___ MATERIAL TO PROCESS
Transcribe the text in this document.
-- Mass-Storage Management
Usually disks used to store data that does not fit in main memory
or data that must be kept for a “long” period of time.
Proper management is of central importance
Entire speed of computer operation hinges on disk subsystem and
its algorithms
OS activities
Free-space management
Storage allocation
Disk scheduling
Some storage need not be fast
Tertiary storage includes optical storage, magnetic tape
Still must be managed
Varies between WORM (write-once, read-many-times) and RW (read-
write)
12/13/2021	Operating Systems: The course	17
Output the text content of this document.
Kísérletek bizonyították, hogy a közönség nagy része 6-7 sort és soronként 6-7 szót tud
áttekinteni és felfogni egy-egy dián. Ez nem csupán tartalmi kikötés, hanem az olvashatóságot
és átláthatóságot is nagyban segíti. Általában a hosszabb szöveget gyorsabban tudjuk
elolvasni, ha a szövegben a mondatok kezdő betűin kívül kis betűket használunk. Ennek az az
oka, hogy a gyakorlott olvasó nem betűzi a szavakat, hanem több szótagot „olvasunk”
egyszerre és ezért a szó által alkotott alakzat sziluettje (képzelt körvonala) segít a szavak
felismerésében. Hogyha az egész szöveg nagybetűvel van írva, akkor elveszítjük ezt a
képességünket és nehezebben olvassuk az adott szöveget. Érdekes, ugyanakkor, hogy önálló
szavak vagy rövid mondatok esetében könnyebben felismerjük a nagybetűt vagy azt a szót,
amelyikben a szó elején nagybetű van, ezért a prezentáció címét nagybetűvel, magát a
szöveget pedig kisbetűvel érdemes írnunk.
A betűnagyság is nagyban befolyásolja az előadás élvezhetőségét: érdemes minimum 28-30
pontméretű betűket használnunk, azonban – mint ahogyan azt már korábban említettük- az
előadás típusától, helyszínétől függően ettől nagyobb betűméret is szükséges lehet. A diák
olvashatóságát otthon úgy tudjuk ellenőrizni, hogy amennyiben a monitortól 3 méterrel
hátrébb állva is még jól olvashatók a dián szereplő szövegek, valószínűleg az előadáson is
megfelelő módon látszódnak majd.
______
◆ OBJECTIVE ◆
Pull out all lines from the listing that contain the string "document".

◆ RESULT ◆
Transcribe the text in this document.
Output the text content of this document.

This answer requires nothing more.